'''

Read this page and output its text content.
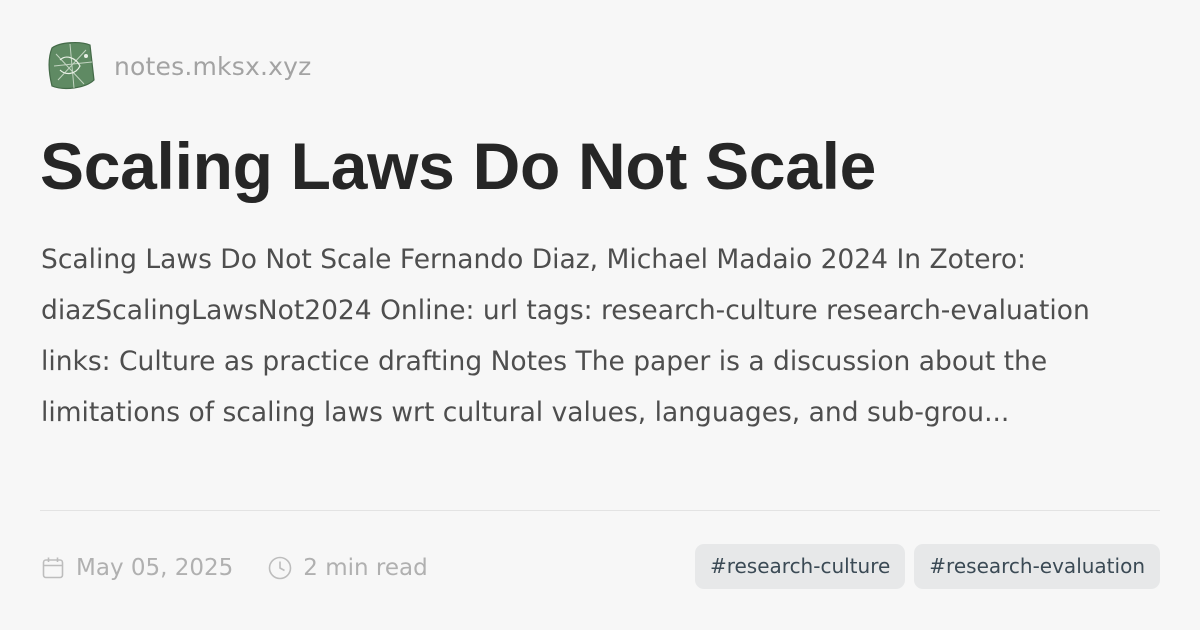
notes.mksx.xyz
Scaling Laws Do Not Scale

Scaling Laws Do Not Scale Fernando Diaz, Michael Madaio 2024 In Zotero: diazScalingLawsNot2024 Online: url tags: research-culture research-evaluation links: Culture as practice drafting Notes The paper is a discussion about the limitations of scaling laws wrt cultural values, languages, and sub-grou...

May 05, 2025	2 min read	#research-culture	#research-evaluation
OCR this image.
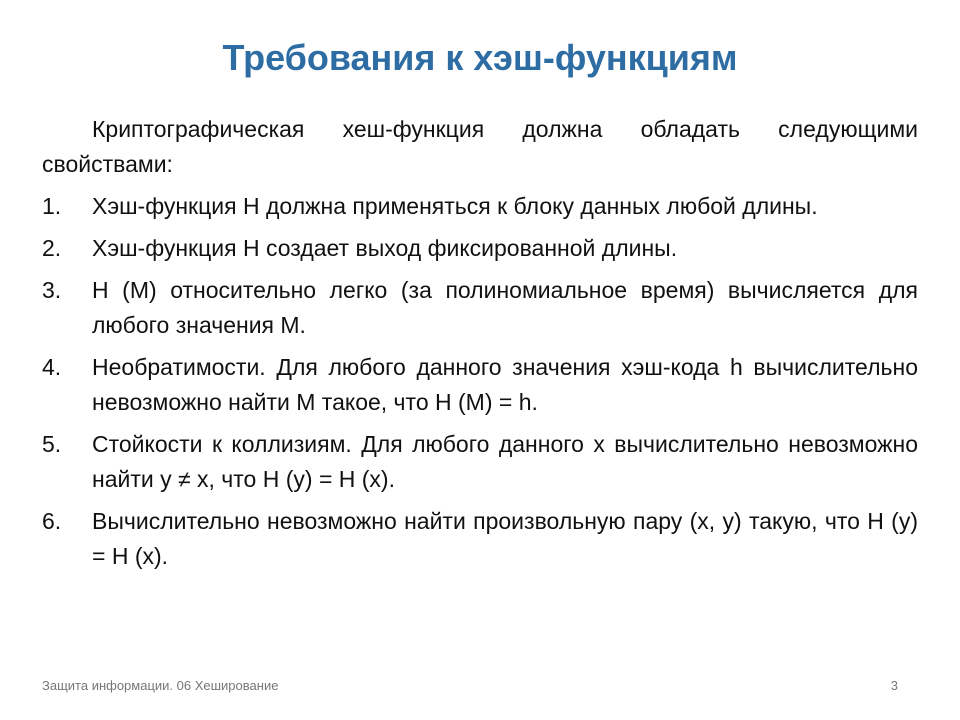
Требования к хэш-функциям

Криптографическая хеш-функция должна обладать следующими свойствами:

1.	Хэш-функция H должна применяться к блоку данных любой длины.
2.	Хэш-функция H создает выход фиксированной длины.
3.	H (M) относительно легко (за полиномиальное время) вычисляется для любого значения М.
4.	Необратимости. Для любого данного значения хэш-кода h вычислительно невозможно найти M такое, что H (M) = h.
5.	Стойкости к коллизиям. Для любого данного x вычислительно невозможно найти y ≠ x, что H (y) = H (x).
6.	Вычислительно невозможно найти произвольную пару (x, y) такую, что H (y) = H (x).
Защита информации. 06 Хеширование	3
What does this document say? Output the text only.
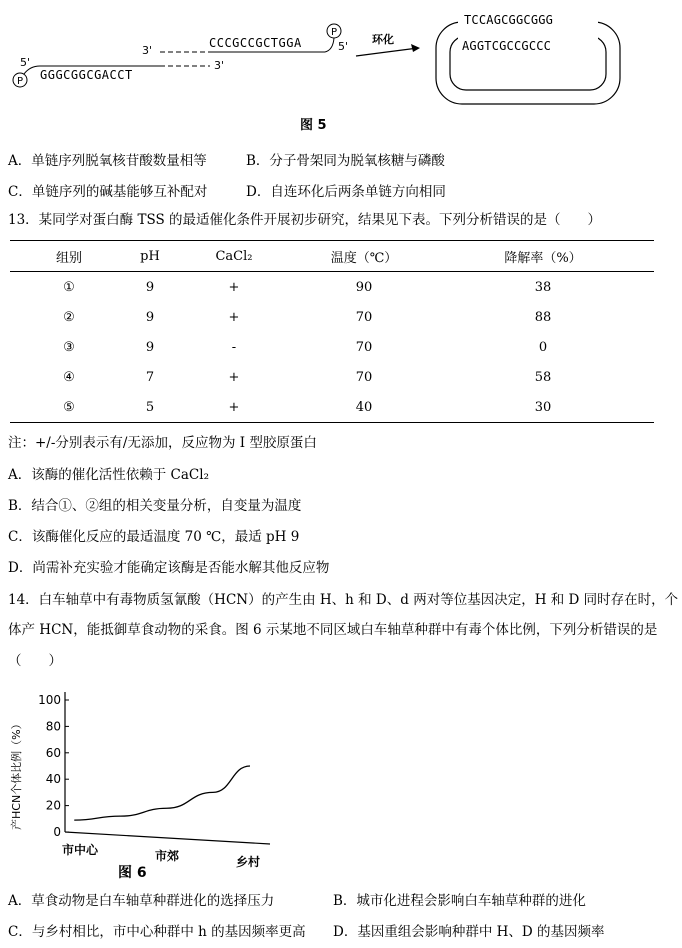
P
5'
GGGCGGCGACCT
3'
3'
CCCGCCGCTGGA
P
5'
环化
TCCAGCGGCGGG
AGGTCGCCGCCC
图 5
A．单链序列脱氧核苷酸数量相等	B．分子骨架同为脱氧核糖与磷酸
C．单链序列的碱基能够互补配对	D．自连环化后两条单链方向相同
13．某同学对蛋白酶 TSS 的最适催化条件开展初步研究，结果见下表。下列分析错误的是（　　）
组别	pH	CaCl₂	温度（℃）	降解率（%）
①	9	+	90	38
②	9	+	70	88
③	9	-	70	0
④	7	+	70	58
⑤	5	+	40	30
注：+/-分别表示有/无添加，反应物为 I 型胶原蛋白
A．该酶的催化活性依赖于 CaCl₂
B．结合①、②组的相关变量分析，自变量为温度
C．该酶催化反应的最适温度 70 ℃，最适 pH 9
D．尚需补充实验才能确定该酶是否能水解其他反应物
14．白车轴草中有毒物质氢氰酸（HCN）的产生由 H、h 和 D、d 两对等位基因决定，H 和 D 同时存在时，个
体产 HCN，能抵御草食动物的采食。图 6 示某地不同区域白车轴草种群中有毒个体比例，下列分析错误的是
（　　）
产HCN个体比例（%）
0
20
40
60
80
100
市中心	市郊	乡村
图 6
A．草食动物是白车轴草种群进化的选择压力	B．城市化进程会影响白车轴草种群的进化
C．与乡村相比，市中心种群中 h 的基因频率更高 D．基因重组会影响种群中 H、D 的基因频率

'''

- _DIRECTION_
Transcribe the records above exactly as they appear, leaving out any pictures.

- _ANSWER TO THE TASK_
Read this page and output its text content.
notes.mksx.xyz
Scaling Laws Do Not Scale

Scaling Laws Do Not Scale Fernando Diaz, Michael Madaio 2024 In Zotero: diazScalingLawsNot2024 Online: url tags: research-culture research-evaluation links: Culture as practice drafting Notes The paper is a discussion about the limitations of scaling laws wrt cultural values, languages, and sub-grou...

May 05, 2025	2 min read	#research-culture	#research-evaluation
OCR this image.
Требования к хэш-функциям

Криптографическая хеш-функция должна обладать следующими свойствами:

1.	Хэш-функция H должна применяться к блоку данных любой длины.
2.	Хэш-функция H создает выход фиксированной длины.
3.	H (M) относительно легко (за полиномиальное время) вычисляется для любого значения М.
4.	Необратимости. Для любого данного значения хэш-кода h вычислительно невозможно найти M такое, что H (M) = h.
5.	Стойкости к коллизиям. Для любого данного x вычислительно невозможно найти y ≠ x, что H (y) = H (x).
6.	Вычислительно невозможно найти произвольную пару (x, y) такую, что H (y) = H (x).
Защита информации. 06 Хеширование	3
What does this document say? Output the text only.
P
5'
GGGCGGCGACCT
3'
3'
CCCGCCGCTGGA
P
5'
环化
TCCAGCGGCGGG
AGGTCGCCGCCC
图 5
A．单链序列脱氧核苷酸数量相等	B．分子骨架同为脱氧核糖与磷酸
C．单链序列的碱基能够互补配对	D．自连环化后两条单链方向相同
13．某同学对蛋白酶 TSS 的最适催化条件开展初步研究，结果见下表。下列分析错误的是（　　）
组别	pH	CaCl₂	温度（℃）	降解率（%）
①	9	+	90	38
②	9	+	70	88
③	9	-	70	0
④	7	+	70	58
⑤	5	+	40	30
注：+/-分别表示有/无添加，反应物为 I 型胶原蛋白
A．该酶的催化活性依赖于 CaCl₂
B．结合①、②组的相关变量分析，自变量为温度
C．该酶催化反应的最适温度 70 ℃，最适 pH 9
D．尚需补充实验才能确定该酶是否能水解其他反应物
14．白车轴草中有毒物质氢氰酸（HCN）的产生由 H、h 和 D、d 两对等位基因决定，H 和 D 同时存在时，个
体产 HCN，能抵御草食动物的采食。图 6 示某地不同区域白车轴草种群中有毒个体比例，下列分析错误的是
（　　）
产HCN个体比例（%）
0
20
40
60
80
100
市中心	市郊	乡村
图 6
A．草食动物是白车轴草种群进化的选择压力	B．城市化进程会影响白车轴草种群的进化
C．与乡村相比，市中心种群中 h 的基因频率更高 D．基因重组会影响种群中 H、D 的基因频率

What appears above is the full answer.